- **Goal of the exercise**:
Will you print the material below without altering a single character?

>>

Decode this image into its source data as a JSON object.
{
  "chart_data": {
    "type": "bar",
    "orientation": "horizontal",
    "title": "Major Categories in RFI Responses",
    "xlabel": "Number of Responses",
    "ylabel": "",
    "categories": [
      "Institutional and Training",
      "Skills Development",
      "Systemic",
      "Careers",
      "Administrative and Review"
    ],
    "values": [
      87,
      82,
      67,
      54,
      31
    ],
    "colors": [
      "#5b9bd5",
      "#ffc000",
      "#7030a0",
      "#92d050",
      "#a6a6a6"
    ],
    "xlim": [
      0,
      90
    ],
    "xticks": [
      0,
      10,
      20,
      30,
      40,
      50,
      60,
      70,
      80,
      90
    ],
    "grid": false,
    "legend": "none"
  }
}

<<

- **Answer for this exercise**:
Decode this image into its source data as a JSON object.
{
  "chart_data": {
    "type": "bar",
    "orientation": "horizontal",
    "title": "Major Categories in RFI Responses",
    "xlabel": "Number of Responses",
    "ylabel": "",
    "categories": [
      "Institutional and Training",
      "Skills Development",
      "Systemic",
      "Careers",
      "Administrative and Review"
    ],
    "values": [
      87,
      82,
      67,
      54,
      31
    ],
    "colors": [
      "#5b9bd5",
      "#ffc000",
      "#7030a0",
      "#92d050",
      "#a6a6a6"
    ],
    "xlim": [
      0,
      90
    ],
    "xticks": [
      0,
      10,
      20,
      30,
      40,
      50,
      60,
      70,
      80,
      90
    ],
    "grid": false,
    "legend": "none"
  }
}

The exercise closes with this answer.